• **Reading passage**
== Segment start ==
The era of the digital native has brought about the rise of a new generation of digital media producers who are often free from the constraints of artistic convention and legal consideration. The new guerrilla media revival utilizing experimental media as resistance, parody and subversion is alive and thriving in the digital world. The result is some daring creative experimentation with narrative and form, fresh artistic visions largely unaware of but rooted in the avant-garde tradition. In his book exploring the social and cultural contexts of subversive cinema ‘Film as a Subversive Art’ (1974) Amos Vogel says:
The avant-garde offers no solutions or programmatic statements, but a series of intricate challenges, hints and coded messages, subverting both form and content. in this fundamental sense, it is by definition an aesthetic and a political movement… In its works, film is sacked, atomized, caressed and possessed in a frenzy of passionate love.
The description lends itself comfortably to the ideals of the YouTube ‘Vidders’ and remixers. A large proportion of YouTube content is made of ‘fanvids’ which although have a flagrant disregard for intellectual property and copyright law are generally a celebration of pop culture which are intended as a display of appreciation for a particular band, artist or celebrity to share with other fans. Rather than subversion they see their work as adding value to the site, acknowledging credit to the creators of video and music and as there is no profit to be made consider the results free advertising for their favorite artists. Some artists react positively to the exposure, realising the videos may actually create more sales. As the players in the remix culture use ‘found’ materials (sharing a lineage to Marcel Duchamp and the surrealists who used and repurposed found objects) they often skirt copyright laws, the interference from the corporations who own the material only serving to make them more savvy to use clever workarounds to confuse the censors and bots which detect infringements.
The use of social networking and new forms of digital communication has allowed people to become participants in an organic production and consumption cycle, using the relatively anonymous platform for creative expression and resistance – the success or failure of their work to be judged by their peers. With the availability of easily obtained music and video archives, remix aesthetics, blogs and web 2.0 new styles and formulas are quickly played out, imitated and subsequently devalued and replaced more quickly than ever before. In this way, the unnamed guerrilla artist is reshaping the very visual culture of new digital media and directly challenges the ideological and political power of mainstream media. In the 1971 book ‘Guerrilla television’ Michael Shamberg and the Raindance Media Collective say
Community video will be subversive to any group, bureaucracy or individual which feels threatened by a coalescing of grassroots consciousness… it puts people in touch with one another about common grievances.
== Segment end ==
• **About this exercise**
According to the passage on guerrilla digital media, who used and repurposed found objects before the remix culture?

• **Available data**
== Segment start ==
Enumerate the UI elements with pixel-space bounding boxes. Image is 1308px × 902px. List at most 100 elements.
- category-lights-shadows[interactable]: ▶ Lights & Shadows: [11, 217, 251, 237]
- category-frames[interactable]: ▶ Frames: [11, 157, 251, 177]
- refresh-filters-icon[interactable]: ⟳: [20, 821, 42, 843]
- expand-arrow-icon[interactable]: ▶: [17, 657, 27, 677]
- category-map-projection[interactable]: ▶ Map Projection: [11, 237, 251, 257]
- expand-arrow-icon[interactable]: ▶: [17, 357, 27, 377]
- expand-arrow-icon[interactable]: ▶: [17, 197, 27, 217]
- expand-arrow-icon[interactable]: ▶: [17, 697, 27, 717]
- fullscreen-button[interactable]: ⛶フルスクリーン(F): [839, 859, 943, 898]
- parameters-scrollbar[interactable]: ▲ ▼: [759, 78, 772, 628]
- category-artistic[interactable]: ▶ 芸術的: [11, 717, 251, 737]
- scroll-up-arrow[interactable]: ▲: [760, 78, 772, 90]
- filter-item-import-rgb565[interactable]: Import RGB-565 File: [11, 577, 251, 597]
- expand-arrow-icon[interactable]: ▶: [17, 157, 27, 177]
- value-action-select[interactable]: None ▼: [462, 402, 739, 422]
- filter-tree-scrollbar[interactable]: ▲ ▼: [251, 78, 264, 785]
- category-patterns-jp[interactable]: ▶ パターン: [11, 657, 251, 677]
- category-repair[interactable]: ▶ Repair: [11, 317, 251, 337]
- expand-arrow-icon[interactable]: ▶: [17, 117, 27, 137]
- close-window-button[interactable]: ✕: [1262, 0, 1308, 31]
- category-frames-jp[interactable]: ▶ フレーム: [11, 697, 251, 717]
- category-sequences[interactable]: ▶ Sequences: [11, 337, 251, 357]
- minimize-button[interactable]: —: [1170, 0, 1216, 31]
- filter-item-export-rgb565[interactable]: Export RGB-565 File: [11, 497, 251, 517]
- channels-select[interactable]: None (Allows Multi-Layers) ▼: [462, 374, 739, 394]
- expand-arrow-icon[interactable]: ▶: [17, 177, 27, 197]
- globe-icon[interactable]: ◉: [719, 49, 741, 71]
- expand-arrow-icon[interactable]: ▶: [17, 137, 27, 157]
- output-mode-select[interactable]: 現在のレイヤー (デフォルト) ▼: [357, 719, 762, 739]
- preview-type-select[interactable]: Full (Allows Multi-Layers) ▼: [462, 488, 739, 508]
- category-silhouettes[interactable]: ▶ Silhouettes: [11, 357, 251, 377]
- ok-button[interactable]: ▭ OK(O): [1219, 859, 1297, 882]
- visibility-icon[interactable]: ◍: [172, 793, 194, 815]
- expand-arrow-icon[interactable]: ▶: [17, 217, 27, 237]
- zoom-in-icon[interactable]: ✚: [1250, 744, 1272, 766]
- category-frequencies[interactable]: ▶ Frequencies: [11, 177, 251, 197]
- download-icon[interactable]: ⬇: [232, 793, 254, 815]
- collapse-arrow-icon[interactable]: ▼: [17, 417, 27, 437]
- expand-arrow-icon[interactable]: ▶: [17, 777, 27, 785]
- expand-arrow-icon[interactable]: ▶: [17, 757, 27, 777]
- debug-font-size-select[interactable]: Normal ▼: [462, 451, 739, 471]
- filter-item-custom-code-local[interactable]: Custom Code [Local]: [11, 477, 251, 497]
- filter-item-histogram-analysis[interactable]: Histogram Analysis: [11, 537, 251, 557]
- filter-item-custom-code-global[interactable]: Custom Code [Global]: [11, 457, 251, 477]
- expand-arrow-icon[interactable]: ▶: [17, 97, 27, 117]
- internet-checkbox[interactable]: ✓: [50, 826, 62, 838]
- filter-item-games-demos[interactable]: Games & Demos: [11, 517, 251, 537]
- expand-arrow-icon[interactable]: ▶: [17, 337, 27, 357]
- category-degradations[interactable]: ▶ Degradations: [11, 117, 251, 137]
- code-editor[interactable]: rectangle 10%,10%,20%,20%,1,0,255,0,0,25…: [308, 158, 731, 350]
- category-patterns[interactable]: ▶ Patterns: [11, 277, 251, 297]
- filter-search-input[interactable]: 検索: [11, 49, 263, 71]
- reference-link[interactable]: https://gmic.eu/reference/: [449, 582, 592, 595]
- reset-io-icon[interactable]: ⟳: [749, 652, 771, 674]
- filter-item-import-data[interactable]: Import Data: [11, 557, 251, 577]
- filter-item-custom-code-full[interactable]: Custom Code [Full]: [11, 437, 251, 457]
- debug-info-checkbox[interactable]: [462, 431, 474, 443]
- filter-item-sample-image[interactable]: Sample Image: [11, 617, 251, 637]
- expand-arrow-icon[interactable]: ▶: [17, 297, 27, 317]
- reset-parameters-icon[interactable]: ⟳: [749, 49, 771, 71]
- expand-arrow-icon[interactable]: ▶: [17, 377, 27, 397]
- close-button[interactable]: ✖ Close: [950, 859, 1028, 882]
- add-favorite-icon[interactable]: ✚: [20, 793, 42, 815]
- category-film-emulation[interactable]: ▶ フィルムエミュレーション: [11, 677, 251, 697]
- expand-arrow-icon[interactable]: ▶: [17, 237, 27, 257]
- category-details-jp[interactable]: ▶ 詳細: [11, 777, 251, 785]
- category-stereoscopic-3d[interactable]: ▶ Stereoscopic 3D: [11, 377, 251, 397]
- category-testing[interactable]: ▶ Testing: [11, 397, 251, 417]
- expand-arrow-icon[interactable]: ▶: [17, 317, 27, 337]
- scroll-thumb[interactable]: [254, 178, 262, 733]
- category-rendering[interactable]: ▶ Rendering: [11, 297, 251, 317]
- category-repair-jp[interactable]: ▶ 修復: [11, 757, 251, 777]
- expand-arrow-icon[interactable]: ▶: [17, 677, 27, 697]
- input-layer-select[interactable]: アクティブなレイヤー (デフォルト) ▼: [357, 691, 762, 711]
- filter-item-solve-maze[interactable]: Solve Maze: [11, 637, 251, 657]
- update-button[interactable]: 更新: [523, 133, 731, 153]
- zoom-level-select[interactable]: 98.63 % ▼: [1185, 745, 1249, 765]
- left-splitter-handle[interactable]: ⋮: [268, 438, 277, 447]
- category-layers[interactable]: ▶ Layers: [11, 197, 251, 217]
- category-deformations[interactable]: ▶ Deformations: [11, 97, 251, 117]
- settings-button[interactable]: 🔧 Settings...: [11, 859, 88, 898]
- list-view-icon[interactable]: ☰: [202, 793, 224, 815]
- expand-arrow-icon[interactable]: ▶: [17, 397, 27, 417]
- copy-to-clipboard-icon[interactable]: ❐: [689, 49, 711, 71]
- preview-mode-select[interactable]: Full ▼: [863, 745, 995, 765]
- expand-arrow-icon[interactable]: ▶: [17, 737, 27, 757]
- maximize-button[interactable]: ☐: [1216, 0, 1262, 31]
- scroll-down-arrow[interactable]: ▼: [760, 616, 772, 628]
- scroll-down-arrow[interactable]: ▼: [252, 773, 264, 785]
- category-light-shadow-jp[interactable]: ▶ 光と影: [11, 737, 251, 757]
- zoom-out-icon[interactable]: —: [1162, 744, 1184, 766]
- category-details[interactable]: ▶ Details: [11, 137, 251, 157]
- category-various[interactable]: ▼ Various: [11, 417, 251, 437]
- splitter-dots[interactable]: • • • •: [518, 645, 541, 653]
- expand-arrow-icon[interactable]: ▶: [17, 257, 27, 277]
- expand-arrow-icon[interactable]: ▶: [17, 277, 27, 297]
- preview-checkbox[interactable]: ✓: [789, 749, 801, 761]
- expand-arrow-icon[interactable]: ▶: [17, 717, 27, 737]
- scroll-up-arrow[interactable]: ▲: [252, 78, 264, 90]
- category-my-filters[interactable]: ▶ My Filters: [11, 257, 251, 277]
== Segment end ==
• **Result of this exercise**
Marcel Duchamp and the surrealists.